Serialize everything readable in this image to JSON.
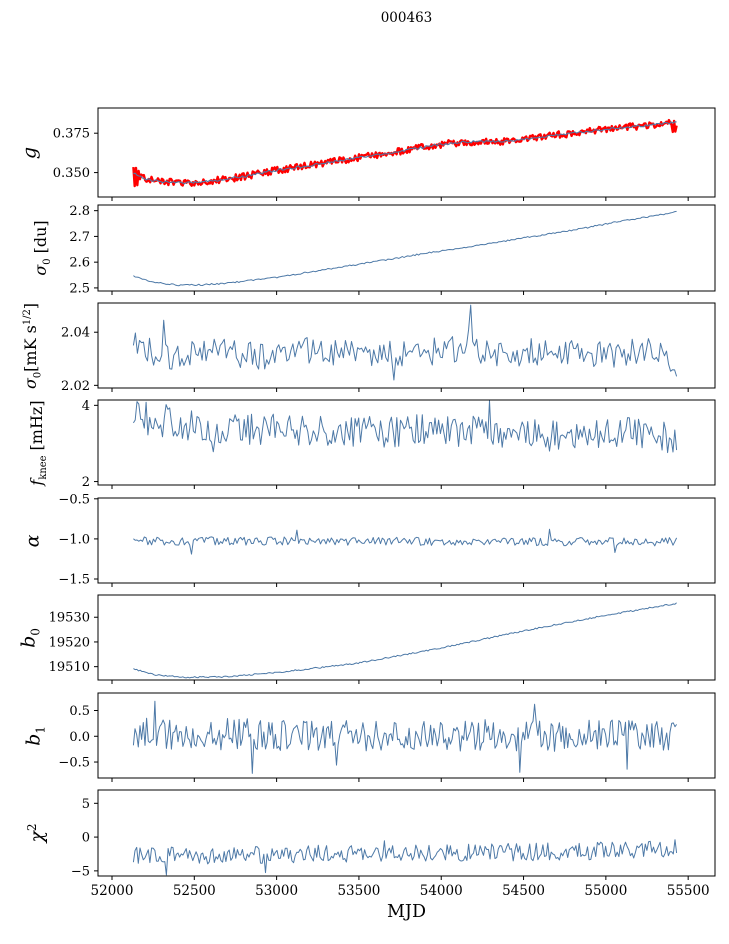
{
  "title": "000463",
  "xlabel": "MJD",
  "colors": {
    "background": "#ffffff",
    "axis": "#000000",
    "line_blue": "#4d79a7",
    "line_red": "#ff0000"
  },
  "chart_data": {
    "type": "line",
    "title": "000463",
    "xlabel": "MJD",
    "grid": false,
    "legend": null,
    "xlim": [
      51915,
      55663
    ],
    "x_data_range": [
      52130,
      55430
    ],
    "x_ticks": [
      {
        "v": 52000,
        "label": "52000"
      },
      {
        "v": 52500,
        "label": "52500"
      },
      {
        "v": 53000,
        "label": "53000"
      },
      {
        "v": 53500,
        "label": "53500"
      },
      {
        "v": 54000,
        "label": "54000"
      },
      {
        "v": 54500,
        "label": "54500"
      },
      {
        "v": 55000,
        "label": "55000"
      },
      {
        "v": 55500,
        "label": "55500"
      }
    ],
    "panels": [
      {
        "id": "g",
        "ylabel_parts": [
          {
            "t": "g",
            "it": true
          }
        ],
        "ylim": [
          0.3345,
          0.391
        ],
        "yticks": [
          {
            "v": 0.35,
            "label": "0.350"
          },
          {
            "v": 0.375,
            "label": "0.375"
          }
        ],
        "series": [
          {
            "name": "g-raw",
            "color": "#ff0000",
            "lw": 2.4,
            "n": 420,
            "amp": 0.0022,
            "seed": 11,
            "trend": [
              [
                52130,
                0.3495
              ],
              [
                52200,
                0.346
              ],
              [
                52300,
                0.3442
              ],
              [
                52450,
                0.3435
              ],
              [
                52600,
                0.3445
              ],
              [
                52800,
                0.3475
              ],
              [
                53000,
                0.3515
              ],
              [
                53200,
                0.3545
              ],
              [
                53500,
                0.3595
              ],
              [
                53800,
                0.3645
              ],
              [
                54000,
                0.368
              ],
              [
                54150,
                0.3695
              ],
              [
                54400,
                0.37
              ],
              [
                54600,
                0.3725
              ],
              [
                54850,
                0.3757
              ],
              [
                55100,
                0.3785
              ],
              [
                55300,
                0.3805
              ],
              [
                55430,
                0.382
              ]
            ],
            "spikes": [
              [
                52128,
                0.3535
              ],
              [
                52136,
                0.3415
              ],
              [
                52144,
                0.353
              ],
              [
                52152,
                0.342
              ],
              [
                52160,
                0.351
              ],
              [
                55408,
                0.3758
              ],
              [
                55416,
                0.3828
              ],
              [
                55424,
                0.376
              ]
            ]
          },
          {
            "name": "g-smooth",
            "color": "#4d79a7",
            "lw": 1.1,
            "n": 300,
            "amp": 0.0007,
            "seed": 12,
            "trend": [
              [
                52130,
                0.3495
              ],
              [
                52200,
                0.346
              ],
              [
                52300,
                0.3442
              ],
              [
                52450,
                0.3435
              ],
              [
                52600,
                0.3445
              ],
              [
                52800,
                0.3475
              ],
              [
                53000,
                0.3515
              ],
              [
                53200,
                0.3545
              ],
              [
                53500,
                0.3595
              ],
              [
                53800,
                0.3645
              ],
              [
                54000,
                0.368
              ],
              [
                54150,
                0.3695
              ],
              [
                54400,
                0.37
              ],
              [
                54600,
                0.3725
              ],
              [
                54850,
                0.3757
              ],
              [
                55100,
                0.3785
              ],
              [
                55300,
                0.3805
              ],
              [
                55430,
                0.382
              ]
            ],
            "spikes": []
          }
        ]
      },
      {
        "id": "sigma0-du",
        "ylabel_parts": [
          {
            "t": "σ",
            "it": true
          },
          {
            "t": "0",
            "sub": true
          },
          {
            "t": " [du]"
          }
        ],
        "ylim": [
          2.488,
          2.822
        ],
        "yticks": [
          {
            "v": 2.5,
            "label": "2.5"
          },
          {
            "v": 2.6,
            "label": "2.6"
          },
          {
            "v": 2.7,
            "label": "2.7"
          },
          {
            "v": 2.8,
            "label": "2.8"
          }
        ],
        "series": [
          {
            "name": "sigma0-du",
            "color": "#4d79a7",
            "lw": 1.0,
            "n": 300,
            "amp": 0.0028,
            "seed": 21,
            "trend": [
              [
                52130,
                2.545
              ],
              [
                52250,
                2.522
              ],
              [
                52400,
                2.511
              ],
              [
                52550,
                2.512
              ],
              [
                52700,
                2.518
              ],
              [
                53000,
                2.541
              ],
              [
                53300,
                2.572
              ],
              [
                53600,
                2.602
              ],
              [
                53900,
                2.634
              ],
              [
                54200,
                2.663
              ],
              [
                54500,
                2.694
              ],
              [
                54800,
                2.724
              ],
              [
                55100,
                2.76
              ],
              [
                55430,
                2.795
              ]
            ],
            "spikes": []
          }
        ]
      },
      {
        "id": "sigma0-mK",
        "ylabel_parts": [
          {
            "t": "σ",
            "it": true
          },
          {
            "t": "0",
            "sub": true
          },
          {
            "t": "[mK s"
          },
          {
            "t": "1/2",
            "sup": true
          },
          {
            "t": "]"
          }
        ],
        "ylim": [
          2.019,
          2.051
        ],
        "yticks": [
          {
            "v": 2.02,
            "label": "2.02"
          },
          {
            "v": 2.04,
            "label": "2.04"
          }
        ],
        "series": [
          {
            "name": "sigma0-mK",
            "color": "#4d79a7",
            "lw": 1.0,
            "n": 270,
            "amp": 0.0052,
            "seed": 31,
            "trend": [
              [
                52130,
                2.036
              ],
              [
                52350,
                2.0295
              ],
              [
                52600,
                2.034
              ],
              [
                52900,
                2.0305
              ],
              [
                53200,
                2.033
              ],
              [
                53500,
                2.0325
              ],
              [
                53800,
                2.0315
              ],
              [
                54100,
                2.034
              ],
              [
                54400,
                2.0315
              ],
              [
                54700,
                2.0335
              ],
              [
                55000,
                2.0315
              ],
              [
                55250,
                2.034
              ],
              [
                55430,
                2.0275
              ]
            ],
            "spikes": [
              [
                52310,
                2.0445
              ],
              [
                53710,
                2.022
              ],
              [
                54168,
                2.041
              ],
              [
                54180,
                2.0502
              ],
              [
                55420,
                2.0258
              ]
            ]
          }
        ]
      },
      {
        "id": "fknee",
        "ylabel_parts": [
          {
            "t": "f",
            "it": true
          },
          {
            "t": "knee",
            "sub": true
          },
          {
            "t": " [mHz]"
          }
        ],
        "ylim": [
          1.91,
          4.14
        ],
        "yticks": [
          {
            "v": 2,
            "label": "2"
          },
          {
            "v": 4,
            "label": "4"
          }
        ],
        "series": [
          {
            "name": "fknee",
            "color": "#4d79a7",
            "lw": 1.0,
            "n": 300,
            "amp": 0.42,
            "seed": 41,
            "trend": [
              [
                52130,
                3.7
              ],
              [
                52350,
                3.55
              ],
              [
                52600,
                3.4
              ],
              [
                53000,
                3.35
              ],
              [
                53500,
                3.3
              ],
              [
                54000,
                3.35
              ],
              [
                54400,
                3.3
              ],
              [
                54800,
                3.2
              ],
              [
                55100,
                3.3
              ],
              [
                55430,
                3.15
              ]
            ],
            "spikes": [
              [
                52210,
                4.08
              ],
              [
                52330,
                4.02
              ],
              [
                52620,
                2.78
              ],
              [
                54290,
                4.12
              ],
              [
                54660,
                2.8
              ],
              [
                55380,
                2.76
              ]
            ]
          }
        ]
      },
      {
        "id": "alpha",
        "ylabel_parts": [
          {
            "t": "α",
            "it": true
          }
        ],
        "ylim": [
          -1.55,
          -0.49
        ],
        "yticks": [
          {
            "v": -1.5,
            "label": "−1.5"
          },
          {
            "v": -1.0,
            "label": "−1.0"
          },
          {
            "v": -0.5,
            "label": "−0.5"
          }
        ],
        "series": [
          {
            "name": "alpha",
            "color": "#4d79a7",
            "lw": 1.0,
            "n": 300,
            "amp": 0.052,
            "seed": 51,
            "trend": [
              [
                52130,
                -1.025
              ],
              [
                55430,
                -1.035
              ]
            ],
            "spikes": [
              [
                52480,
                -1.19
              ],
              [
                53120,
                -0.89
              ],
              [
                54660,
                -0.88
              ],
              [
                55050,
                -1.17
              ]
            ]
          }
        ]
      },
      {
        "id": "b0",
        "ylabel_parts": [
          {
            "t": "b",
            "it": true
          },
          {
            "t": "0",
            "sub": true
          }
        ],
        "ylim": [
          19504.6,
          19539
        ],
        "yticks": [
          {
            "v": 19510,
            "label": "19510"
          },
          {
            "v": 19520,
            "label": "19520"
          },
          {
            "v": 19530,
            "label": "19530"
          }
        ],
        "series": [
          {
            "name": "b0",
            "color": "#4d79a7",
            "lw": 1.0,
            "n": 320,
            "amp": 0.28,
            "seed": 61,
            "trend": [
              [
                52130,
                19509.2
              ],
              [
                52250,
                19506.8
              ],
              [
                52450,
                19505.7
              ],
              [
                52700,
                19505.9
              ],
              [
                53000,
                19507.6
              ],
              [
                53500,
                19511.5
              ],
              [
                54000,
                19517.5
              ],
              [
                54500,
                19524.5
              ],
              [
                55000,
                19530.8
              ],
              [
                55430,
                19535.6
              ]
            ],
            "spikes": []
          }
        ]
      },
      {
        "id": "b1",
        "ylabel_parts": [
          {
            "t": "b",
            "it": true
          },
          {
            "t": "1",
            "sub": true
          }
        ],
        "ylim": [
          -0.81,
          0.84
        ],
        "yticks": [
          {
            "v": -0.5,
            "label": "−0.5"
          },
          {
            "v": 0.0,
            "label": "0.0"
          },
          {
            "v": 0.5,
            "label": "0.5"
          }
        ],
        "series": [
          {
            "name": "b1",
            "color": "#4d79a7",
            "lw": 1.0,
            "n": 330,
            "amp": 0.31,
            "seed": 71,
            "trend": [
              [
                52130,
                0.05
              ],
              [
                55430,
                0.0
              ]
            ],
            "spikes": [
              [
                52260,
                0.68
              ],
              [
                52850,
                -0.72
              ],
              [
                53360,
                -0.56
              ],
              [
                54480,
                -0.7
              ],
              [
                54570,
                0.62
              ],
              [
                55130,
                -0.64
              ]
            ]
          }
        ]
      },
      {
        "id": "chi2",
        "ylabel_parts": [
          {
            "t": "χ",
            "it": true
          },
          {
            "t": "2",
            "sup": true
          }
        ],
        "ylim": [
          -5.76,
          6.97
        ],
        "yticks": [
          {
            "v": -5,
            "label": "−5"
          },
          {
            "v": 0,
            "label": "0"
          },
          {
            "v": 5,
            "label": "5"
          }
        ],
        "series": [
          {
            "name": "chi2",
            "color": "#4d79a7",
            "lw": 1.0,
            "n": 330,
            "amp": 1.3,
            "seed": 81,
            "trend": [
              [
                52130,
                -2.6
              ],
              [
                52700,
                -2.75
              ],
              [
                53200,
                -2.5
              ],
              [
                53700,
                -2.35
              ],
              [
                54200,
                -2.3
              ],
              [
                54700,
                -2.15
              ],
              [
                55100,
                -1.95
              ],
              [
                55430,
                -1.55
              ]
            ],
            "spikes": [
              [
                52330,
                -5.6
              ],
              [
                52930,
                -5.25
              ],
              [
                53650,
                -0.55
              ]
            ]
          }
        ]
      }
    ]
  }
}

──────────

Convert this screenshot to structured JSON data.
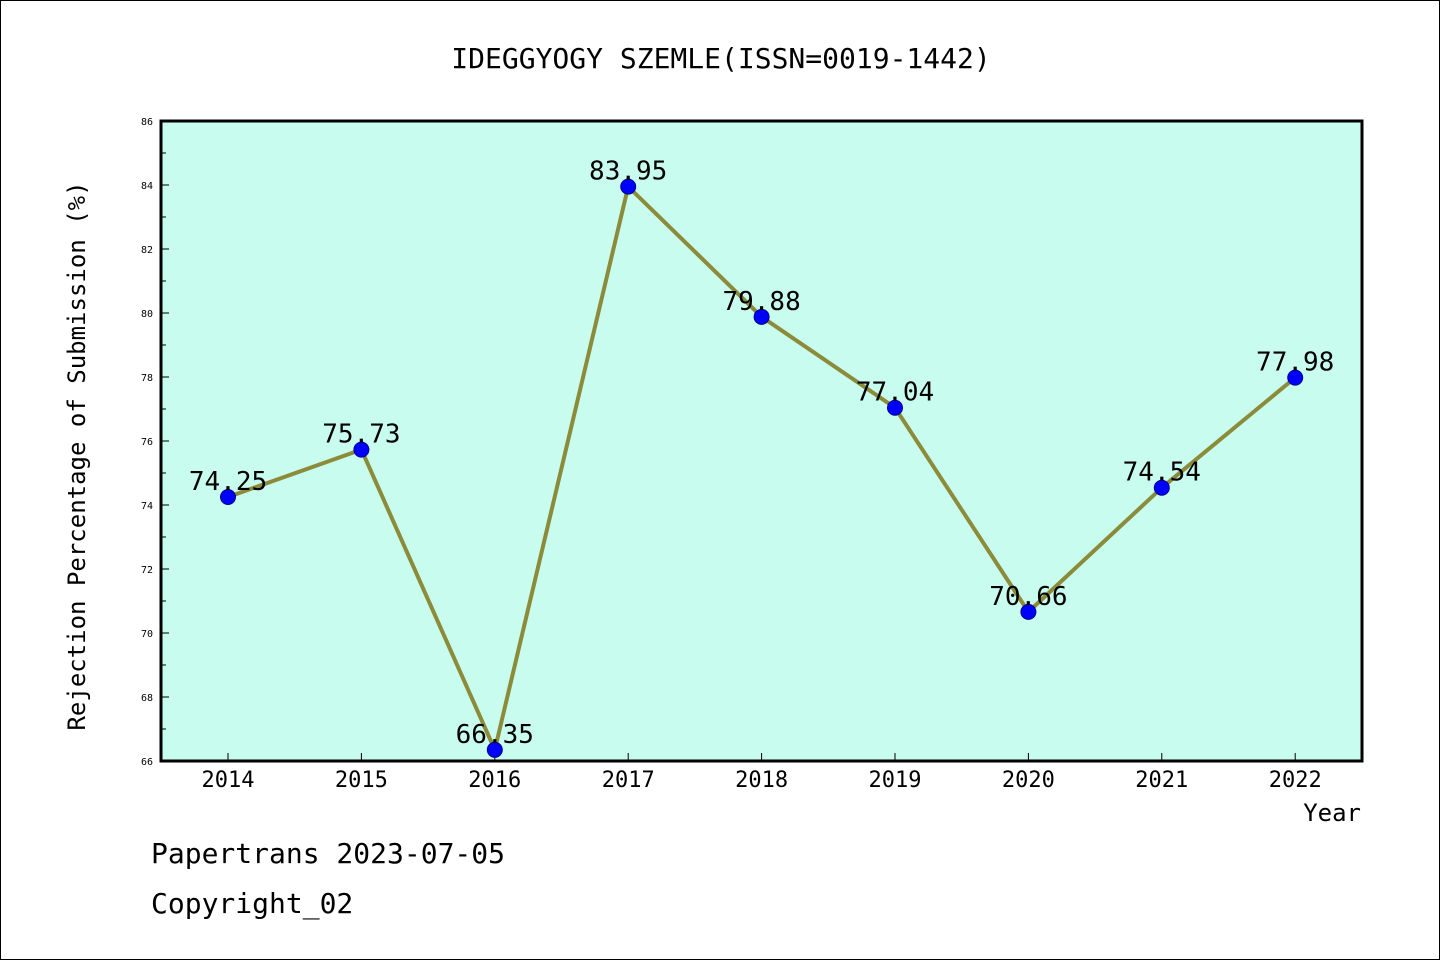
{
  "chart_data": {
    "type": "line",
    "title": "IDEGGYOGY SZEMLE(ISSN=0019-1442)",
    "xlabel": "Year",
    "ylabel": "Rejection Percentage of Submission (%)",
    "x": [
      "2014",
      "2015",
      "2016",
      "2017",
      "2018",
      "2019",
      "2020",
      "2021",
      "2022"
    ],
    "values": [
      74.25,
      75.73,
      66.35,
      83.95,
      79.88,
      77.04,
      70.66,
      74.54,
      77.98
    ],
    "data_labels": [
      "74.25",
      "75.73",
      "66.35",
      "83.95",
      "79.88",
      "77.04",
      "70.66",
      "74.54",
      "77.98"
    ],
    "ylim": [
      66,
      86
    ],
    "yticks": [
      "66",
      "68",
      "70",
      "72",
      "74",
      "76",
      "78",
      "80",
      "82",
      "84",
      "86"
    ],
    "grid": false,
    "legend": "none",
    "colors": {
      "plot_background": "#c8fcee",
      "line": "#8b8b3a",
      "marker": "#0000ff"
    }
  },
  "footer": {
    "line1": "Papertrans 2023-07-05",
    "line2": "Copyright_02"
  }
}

──────────

The task:
Find and copy every line in the entries above where the string "title" occurs.

Exercise result:
  "title": "000463",
    "title": "000463",
    "title": "IDEGGYOGY SZEMLE(ISSN=0019-1442)",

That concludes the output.